**TRECHO SELECIONADO**
----------------------------------------
O recente surto de ebola na República Democrática do Congo já era previsível em uma área marcada por extrema pobreza, conflitos armados e acesso limitado à saúde.

O conflito envolvendo as forças de segurança congolesas e o grupo rebelde M23, apoiado por Ruanda, decorre da fragilidade do Estado congolês, de tensões étnicas e da disputa por minerais estratégicos.

A província de Ituri, no leste do Congo, onde ocorre parte do conflito, é rica em minerais como coltan, cobalto e tungstênio, que geram grandes receitas. Esses minerais, essenciais para a produção de smartphones, computadores, baterias de veículos elétricos e aeronaves, financiam e prolongam a guerra, fortalecendo milícias e redes locais fora do controle estatal.A abertura de minas artesanais e a devastação das florestas podem deslocar o "fruit bat" —morcego frugívoro, conhecido reservatório do vírus ebola— de seu habitat natural, nas densas florestas tropicais, para áreas como galerias de mineração. A caça direta e o contato com animais mortos, fezes, sangue e urina desses mamíferos podem causar o chamado "spillover" —isto é, a transmissão do vírus ebola de uma espécie animal, no caso os morcegos, para os humanos.
----------------------------------------
**MATERIAL FORNECIDO**
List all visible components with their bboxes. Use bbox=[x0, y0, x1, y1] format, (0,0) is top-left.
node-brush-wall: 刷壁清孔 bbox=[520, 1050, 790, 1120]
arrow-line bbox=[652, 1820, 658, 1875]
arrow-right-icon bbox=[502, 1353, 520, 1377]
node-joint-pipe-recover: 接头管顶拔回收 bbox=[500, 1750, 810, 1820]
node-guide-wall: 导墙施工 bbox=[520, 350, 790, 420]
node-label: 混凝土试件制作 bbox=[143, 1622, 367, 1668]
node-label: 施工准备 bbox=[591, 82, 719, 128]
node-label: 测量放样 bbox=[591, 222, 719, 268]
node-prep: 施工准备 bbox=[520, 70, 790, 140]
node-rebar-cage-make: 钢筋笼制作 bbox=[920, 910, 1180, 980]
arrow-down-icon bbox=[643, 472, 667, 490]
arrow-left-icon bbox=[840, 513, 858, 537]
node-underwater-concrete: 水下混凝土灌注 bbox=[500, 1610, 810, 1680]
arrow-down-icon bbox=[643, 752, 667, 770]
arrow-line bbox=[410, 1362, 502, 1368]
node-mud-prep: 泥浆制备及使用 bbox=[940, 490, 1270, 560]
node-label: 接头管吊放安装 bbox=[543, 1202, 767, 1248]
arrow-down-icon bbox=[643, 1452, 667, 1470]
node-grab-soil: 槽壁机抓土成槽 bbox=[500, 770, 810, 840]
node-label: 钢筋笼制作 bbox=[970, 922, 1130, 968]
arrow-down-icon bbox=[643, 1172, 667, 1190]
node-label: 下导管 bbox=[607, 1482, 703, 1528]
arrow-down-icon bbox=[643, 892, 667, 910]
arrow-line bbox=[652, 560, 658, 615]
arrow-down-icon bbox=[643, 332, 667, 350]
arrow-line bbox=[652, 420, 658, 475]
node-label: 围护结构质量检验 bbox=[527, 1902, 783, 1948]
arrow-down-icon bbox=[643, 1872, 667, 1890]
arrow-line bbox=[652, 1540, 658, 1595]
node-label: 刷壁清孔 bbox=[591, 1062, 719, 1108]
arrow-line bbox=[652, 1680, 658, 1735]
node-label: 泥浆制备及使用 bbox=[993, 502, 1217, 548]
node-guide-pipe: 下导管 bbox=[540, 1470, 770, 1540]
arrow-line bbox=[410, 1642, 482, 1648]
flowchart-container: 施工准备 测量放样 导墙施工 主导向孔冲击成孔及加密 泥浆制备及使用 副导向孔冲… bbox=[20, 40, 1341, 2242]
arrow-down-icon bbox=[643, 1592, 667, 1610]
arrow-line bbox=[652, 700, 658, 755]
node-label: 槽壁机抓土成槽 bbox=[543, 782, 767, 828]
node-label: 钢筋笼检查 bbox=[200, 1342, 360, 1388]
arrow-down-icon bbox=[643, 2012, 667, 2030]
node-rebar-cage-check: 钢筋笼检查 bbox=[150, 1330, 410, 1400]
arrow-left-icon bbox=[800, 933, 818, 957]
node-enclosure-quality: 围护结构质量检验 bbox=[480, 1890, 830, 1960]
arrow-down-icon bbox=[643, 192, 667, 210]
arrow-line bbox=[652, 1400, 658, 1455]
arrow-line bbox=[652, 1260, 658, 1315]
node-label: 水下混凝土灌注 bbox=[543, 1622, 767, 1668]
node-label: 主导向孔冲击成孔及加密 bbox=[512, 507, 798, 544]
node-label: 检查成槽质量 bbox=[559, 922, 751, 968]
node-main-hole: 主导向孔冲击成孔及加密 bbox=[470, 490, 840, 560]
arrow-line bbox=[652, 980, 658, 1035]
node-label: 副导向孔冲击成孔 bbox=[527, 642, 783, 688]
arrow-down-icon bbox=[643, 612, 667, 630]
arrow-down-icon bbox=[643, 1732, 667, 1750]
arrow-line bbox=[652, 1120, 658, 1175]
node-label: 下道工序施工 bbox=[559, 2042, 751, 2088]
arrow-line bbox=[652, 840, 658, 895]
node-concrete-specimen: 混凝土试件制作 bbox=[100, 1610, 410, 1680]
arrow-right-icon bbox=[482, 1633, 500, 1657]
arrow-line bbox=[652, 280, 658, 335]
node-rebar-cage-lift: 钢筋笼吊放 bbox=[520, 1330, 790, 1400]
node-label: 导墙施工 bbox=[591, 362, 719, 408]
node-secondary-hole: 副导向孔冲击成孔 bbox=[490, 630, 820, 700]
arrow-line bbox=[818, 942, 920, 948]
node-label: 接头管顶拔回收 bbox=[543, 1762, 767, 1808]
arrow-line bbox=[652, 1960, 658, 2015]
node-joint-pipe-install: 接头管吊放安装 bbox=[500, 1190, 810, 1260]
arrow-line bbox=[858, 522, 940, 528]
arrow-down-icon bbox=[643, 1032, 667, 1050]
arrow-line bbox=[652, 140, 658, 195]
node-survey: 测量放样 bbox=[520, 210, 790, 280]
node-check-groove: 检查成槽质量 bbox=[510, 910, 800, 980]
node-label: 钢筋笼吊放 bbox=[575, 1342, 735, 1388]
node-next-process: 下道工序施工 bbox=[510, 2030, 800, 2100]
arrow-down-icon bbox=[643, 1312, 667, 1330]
----------------------------------------
**TAREFAS A REALIZAR**
(A) Cite o trecho sobre o ebola no Congo, começando em "O recente surto" e terminando em "limitado à saúde.".
(B) Quais minerais o trecho sobre o ebola no Congo aponta como riquezas da província de Ituri?
(C) Por favor, dê sequência ao trecho sobre o ebola no Congo, escrevendo o que viria depois da última frase.

**LISTA DE RESPOSTAS**
(A)
O recente surto de ebola na República Democrática do Congo já era previsível em uma área marcada por extrema pobreza, conflitos armados e acesso limitado à saúde.

(B) Coltan, cobalto e tungstênio.

(C)
O "spillover" é um fenômeno conhecido e já ocorreu com diversos patógenos, como Sars-CoV-2, Mers e HIV, além do vírus da dengue, zika e hantavírus. Esse fenômeno parte da premissa de que a intervenção humana desordenada na natureza favorece o contato com patógenos que circulam naturalmente nos ecossistemas.